◆ Instruction: The listing below should be copied in full, word for word.

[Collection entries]
========
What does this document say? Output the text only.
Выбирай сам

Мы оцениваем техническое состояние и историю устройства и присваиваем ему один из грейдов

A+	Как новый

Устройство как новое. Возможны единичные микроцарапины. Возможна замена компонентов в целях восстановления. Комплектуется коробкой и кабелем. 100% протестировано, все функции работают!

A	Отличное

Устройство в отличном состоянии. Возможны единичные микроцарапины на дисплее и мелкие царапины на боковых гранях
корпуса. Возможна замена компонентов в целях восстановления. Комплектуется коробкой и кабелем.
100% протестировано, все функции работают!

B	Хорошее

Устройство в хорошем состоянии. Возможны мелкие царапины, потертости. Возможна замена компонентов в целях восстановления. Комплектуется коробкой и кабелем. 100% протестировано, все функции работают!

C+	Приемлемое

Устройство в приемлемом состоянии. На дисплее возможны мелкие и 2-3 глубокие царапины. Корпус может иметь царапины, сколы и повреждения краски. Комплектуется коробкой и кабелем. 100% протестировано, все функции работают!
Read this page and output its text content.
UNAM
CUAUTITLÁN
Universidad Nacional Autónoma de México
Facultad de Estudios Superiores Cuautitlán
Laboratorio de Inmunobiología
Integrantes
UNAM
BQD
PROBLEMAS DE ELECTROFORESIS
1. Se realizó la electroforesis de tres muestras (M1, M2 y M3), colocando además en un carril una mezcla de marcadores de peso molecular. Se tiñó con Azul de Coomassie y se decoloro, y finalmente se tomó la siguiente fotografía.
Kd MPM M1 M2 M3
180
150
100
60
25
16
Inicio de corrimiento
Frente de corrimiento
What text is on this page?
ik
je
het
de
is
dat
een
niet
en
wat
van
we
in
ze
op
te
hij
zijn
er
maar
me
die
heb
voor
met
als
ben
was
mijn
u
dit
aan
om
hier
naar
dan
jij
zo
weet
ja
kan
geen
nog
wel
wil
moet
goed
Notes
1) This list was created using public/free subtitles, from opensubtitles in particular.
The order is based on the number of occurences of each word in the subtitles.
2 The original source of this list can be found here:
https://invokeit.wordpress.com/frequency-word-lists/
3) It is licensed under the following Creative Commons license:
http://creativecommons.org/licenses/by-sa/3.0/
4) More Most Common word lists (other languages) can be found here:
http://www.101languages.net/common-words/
========
◆ Problem solution:
What does this document say? Output the text only.
Выбирай сам

Мы оцениваем техническое состояние и историю устройства и присваиваем ему один из грейдов

A+	Как новый

Устройство как новое. Возможны единичные микроцарапины. Возможна замена компонентов в целях восстановления. Комплектуется коробкой и кабелем. 100% протестировано, все функции работают!

A	Отличное

Устройство в отличном состоянии. Возможны единичные микроцарапины на дисплее и мелкие царапины на боковых гранях
корпуса. Возможна замена компонентов в целях восстановления. Комплектуется коробкой и кабелем.
100% протестировано, все функции работают!

B	Хорошее

Устройство в хорошем состоянии. Возможны мелкие царапины, потертости. Возможна замена компонентов в целях восстановления. Комплектуется коробкой и кабелем. 100% протестировано, все функции работают!

C+	Приемлемое

Устройство в приемлемом состоянии. На дисплее возможны мелкие и 2-3 глубокие царапины. Корпус может иметь царапины, сколы и повреждения краски. Комплектуется коробкой и кабелем. 100% протестировано, все функции работают!
Read this page and output its text content.
UNAM
CUAUTITLÁN
Universidad Nacional Autónoma de México
Facultad de Estudios Superiores Cuautitlán
Laboratorio de Inmunobiología
Integrantes
UNAM
BQD
PROBLEMAS DE ELECTROFORESIS
1. Se realizó la electroforesis de tres muestras (M1, M2 y M3), colocando además en un carril una mezcla de marcadores de peso molecular. Se tiñó con Azul de Coomassie y se decoloro, y finalmente se tomó la siguiente fotografía.
Kd MPM M1 M2 M3
180
150
100
60
25
16
Inicio de corrimiento
Frente de corrimiento
What text is on this page?
ik
je
het
de
is
dat
een
niet
en
wat
van
we
in
ze
op
te
hij
zijn
er
maar
me
die
heb
voor
met
als
ben
was
mijn
u
dit
aan
om
hier
naar
dan
jij
zo
weet
ja
kan
geen
nog
wel
wil
moet
goed
Notes
1) This list was created using public/free subtitles, from opensubtitles in particular.
The order is based on the number of occurences of each word in the subtitles.
2 The original source of this list can be found here:
https://invokeit.wordpress.com/frequency-word-lists/
3) It is licensed under the following Creative Commons license:
http://creativecommons.org/licenses/by-sa/3.0/
4) More Most Common word lists (other languages) can be found here:
http://www.101languages.net/common-words/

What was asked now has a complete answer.